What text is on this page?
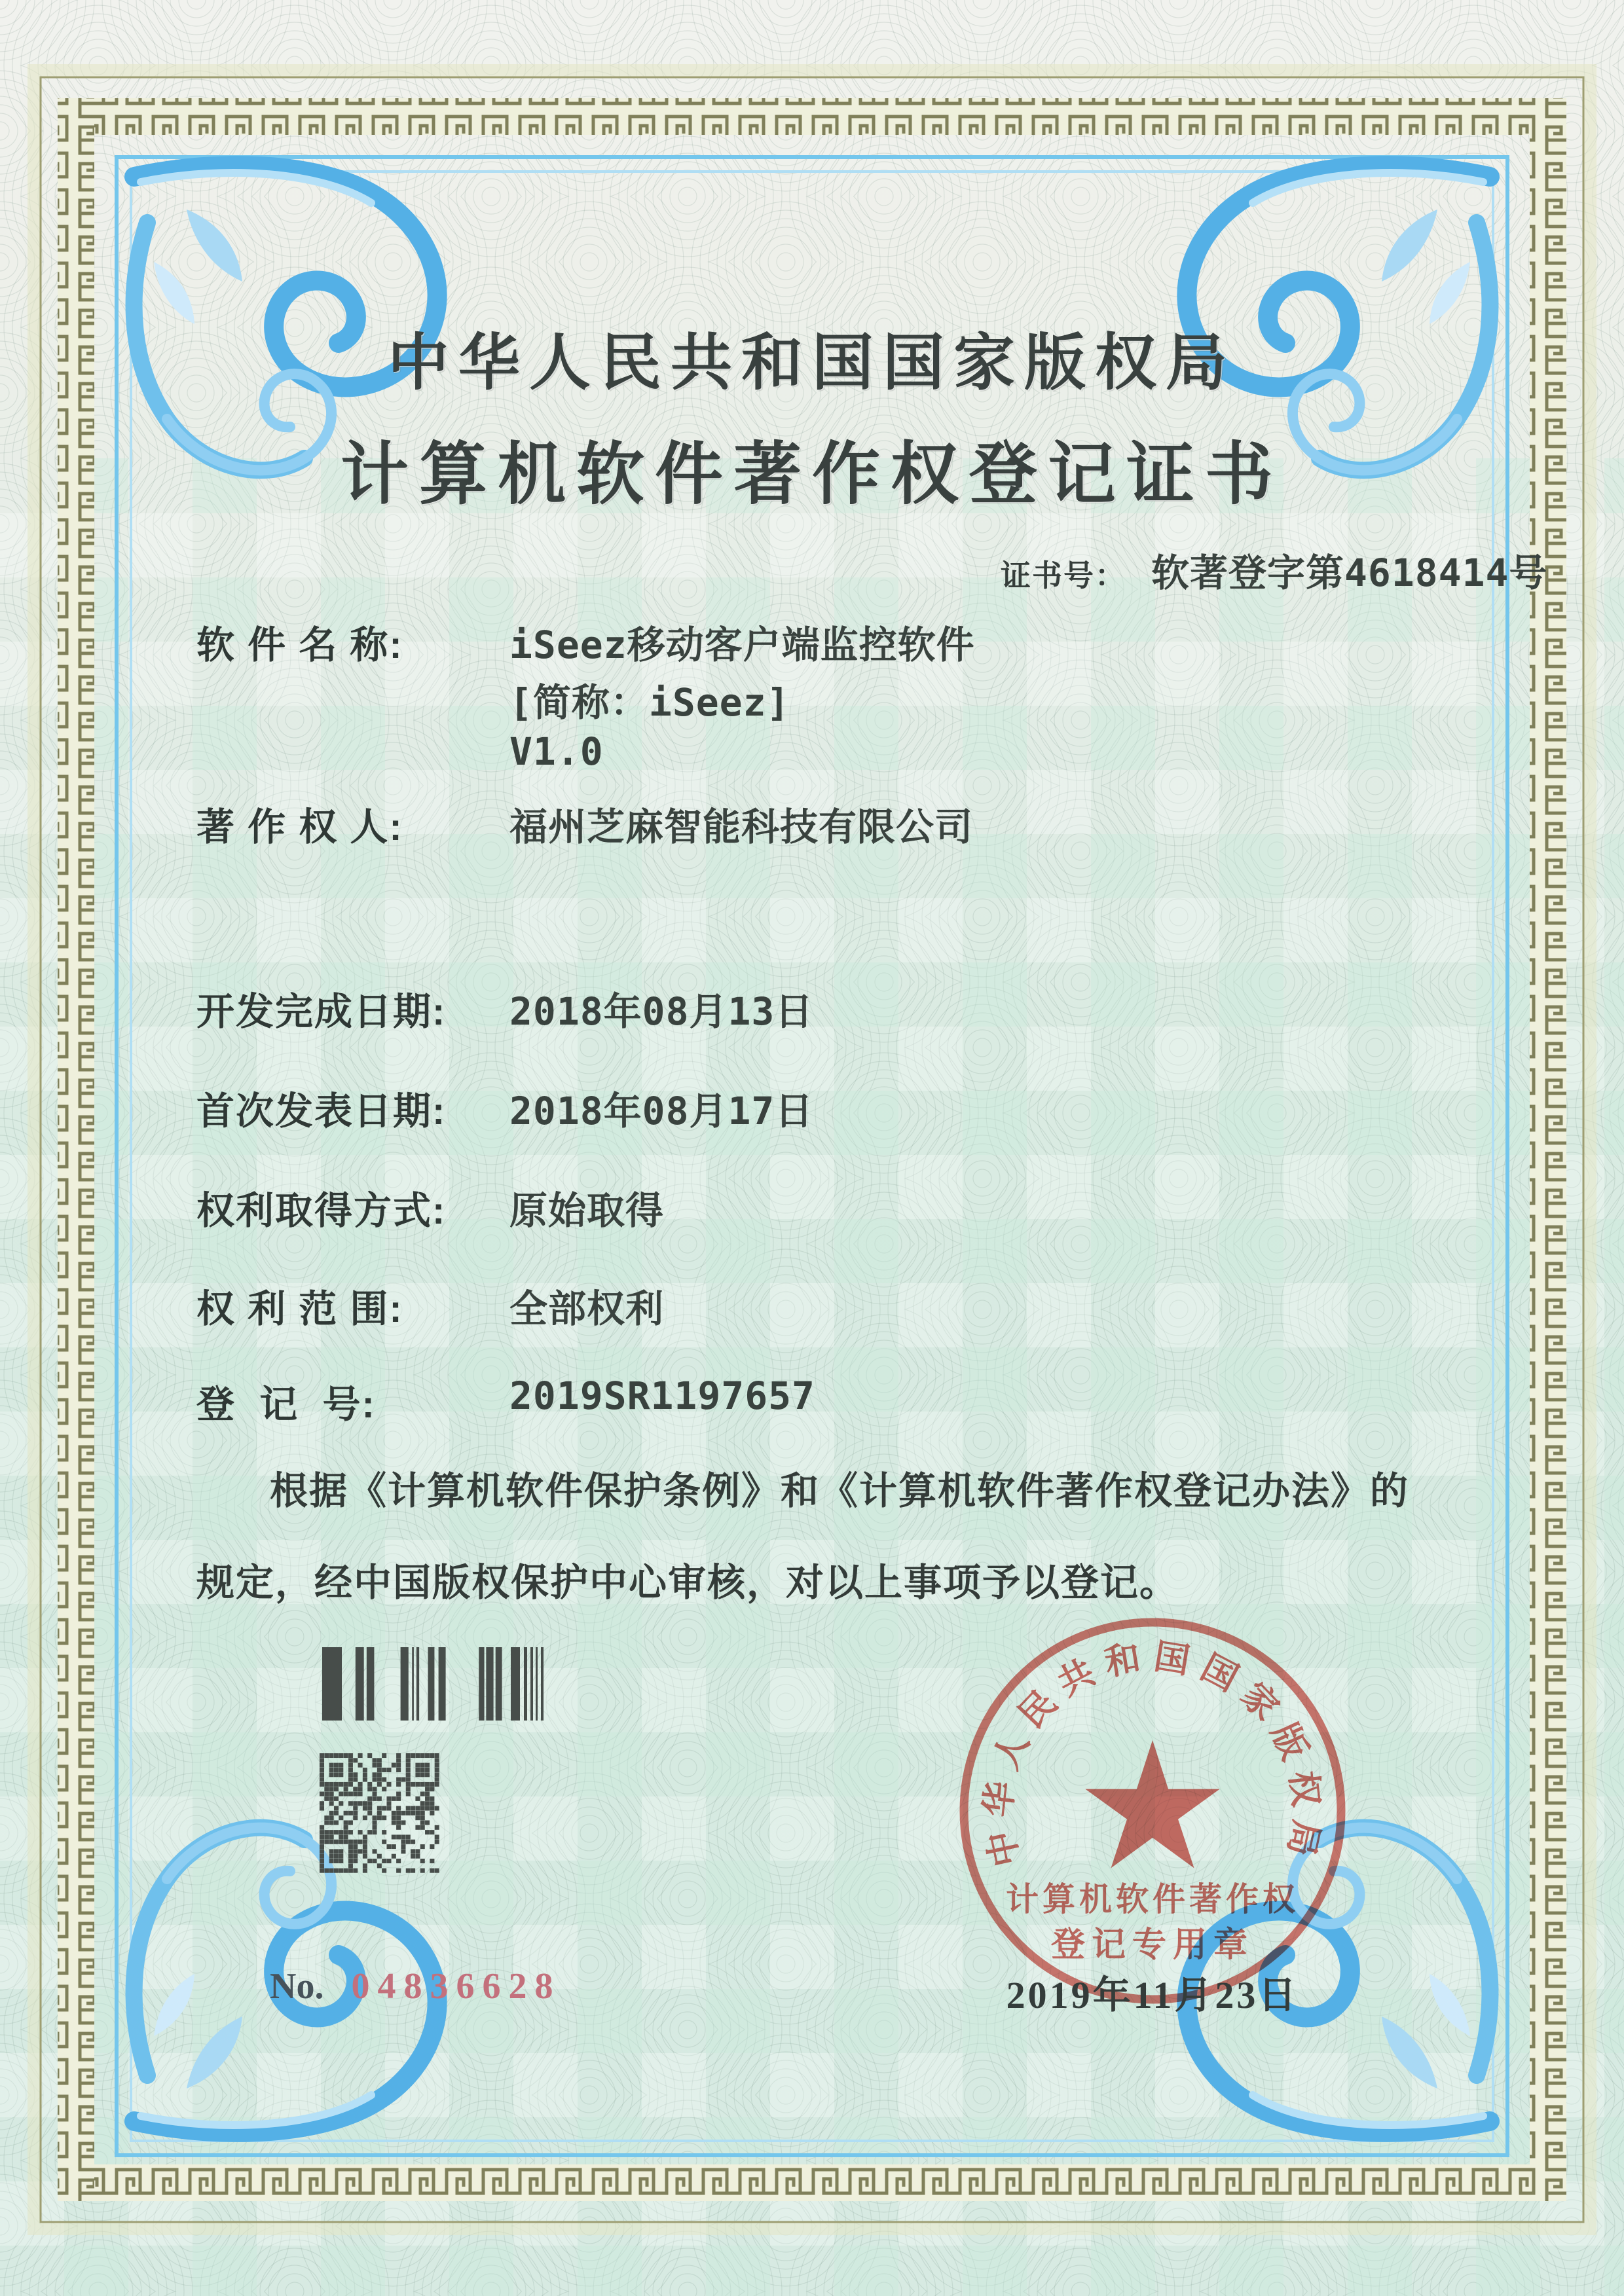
中华人民共和国国家版权局
计算机软件著作权登记证书
证书号： 软著登字第4618414号
软 件 名 称:	iSeez移动客户端监控软件
[简称：iSeez]
V1.0
著 作 权 人:	福州芝麻智能科技有限公司
开发完成日期: 2018年08月13日
首次发表日期: 2018年08月17日
权利取得方式: 原始取得
权 利 范 围:	全部权利
登  记  号:	2019SR1197657
根据《计算机软件保护条例》和《计算机软件著作权登记办法》的
规定，经中国版权保护中心审核，对以上事项予以登记。
No. 04836628
中华人民共和国国家版权局
计算机软件著作权
登记专用章
2019年11月23日
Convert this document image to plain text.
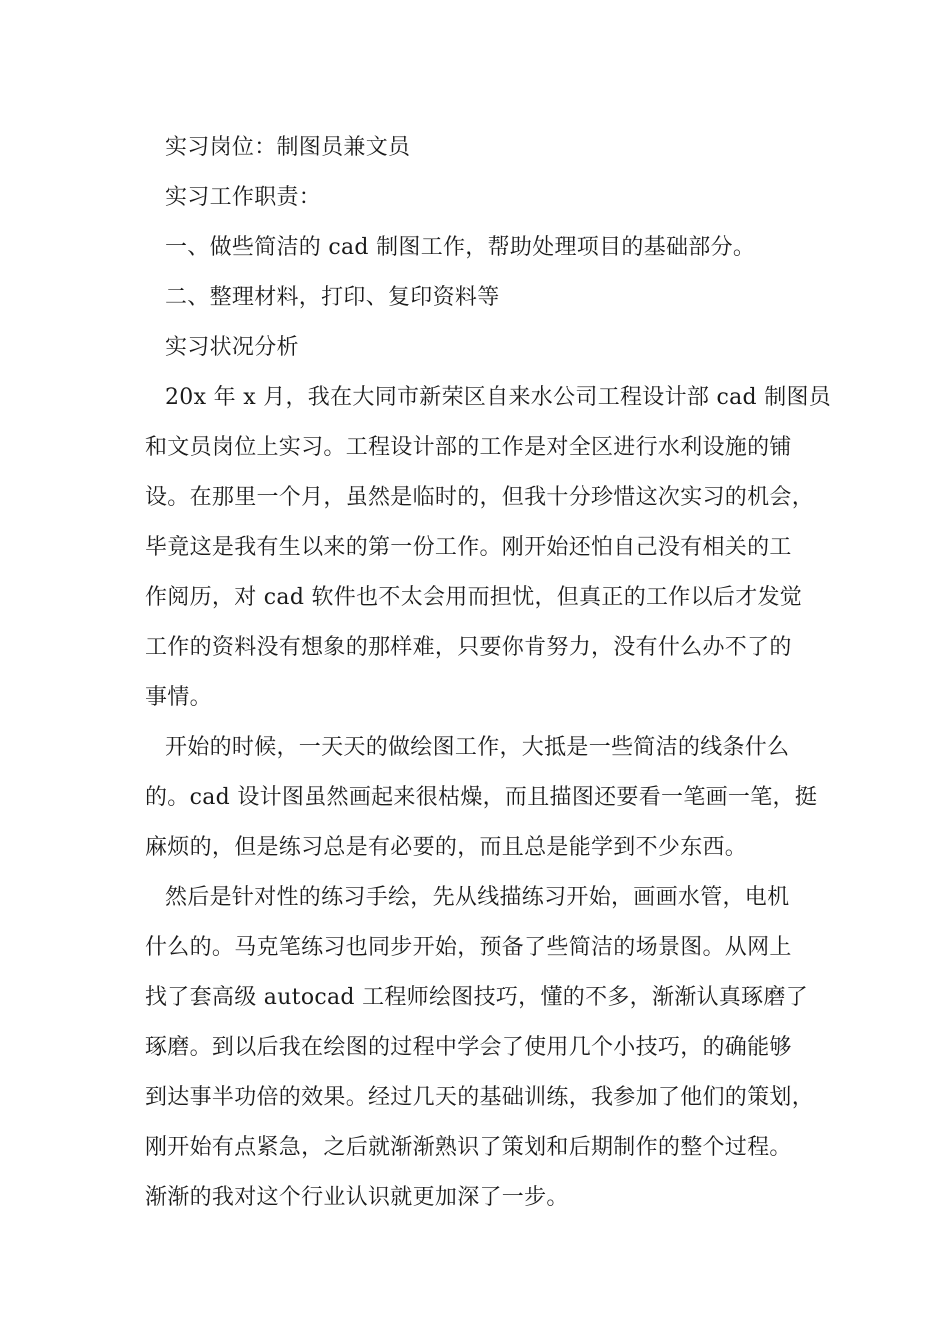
实习岗位：制图员兼文员

实习工作职责：

一、做些简洁的 cad 制图工作，帮助处理项目的基础部分。

二、整理材料，打印、复印资料等

实习状况分析

20x 年 x 月，我在大同市新荣区自来水公司工程设计部 cad 制图员

和文员岗位上实习。工程设计部的工作是对全区进行水利设施的铺

设。在那里一个月，虽然是临时的，但我十分珍惜这次实习的机会，

毕竟这是我有生以来的第一份工作。刚开始还怕自己没有相关的工

作阅历，对 cad 软件也不太会用而担忧，但真正的工作以后才发觉

工作的资料没有想象的那样难，只要你肯努力，没有什么办不了的

事情。

开始的时候，一天天的做绘图工作，大抵是一些简洁的线条什么

的。cad 设计图虽然画起来很枯燥，而且描图还要看一笔画一笔，挺

麻烦的，但是练习总是有必要的，而且总是能学到不少东西。

然后是针对性的练习手绘，先从线描练习开始，画画水管，电机

什么的。马克笔练习也同步开始，预备了些简洁的场景图。从网上

找了套高级 autocad 工程师绘图技巧，懂的不多，渐渐认真琢磨了

琢磨。到以后我在绘图的过程中学会了使用几个小技巧，的确能够

到达事半功倍的效果。经过几天的基础训练，我参加了他们的策划，

刚开始有点紧急，之后就渐渐熟识了策划和后期制作的整个过程。

渐渐的我对这个行业认识就更加深了一步。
++++++++
Your copy of the data above should match it exactly, except that pictures are left out.

What text is on this page?
中华人民共和国国家版权局
计算机软件著作权登记证书
证书号： 软著登字第4618414号
软 件 名 称:	iSeez移动客户端监控软件
[简称：iSeez]
V1.0
著 作 权 人:	福州芝麻智能科技有限公司
开发完成日期: 2018年08月13日
首次发表日期: 2018年08月17日
权利取得方式: 原始取得
权 利 范 围:	全部权利
登  记  号:	2019SR1197657
根据《计算机软件保护条例》和《计算机软件著作权登记办法》的
规定，经中国版权保护中心审核，对以上事项予以登记。
No. 04836628
中华人民共和国国家版权局
计算机软件著作权
登记专用章
2019年11月23日
Convert this document image to plain text.
实习岗位：制图员兼文员

实习工作职责：

一、做些简洁的 cad 制图工作，帮助处理项目的基础部分。

二、整理材料，打印、复印资料等

实习状况分析

20x 年 x 月，我在大同市新荣区自来水公司工程设计部 cad 制图员

和文员岗位上实习。工程设计部的工作是对全区进行水利设施的铺

设。在那里一个月，虽然是临时的，但我十分珍惜这次实习的机会，

毕竟这是我有生以来的第一份工作。刚开始还怕自己没有相关的工

作阅历，对 cad 软件也不太会用而担忧，但真正的工作以后才发觉

工作的资料没有想象的那样难，只要你肯努力，没有什么办不了的

事情。

开始的时候，一天天的做绘图工作，大抵是一些简洁的线条什么

的。cad 设计图虽然画起来很枯燥，而且描图还要看一笔画一笔，挺

麻烦的，但是练习总是有必要的，而且总是能学到不少东西。

然后是针对性的练习手绘，先从线描练习开始，画画水管，电机

什么的。马克笔练习也同步开始，预备了些简洁的场景图。从网上

找了套高级 autocad 工程师绘图技巧，懂的不多，渐渐认真琢磨了

琢磨。到以后我在绘图的过程中学会了使用几个小技巧，的确能够

到达事半功倍的效果。经过几天的基础训练，我参加了他们的策划，

刚开始有点紧急，之后就渐渐熟识了策划和后期制作的整个过程。

渐渐的我对这个行业认识就更加深了一步。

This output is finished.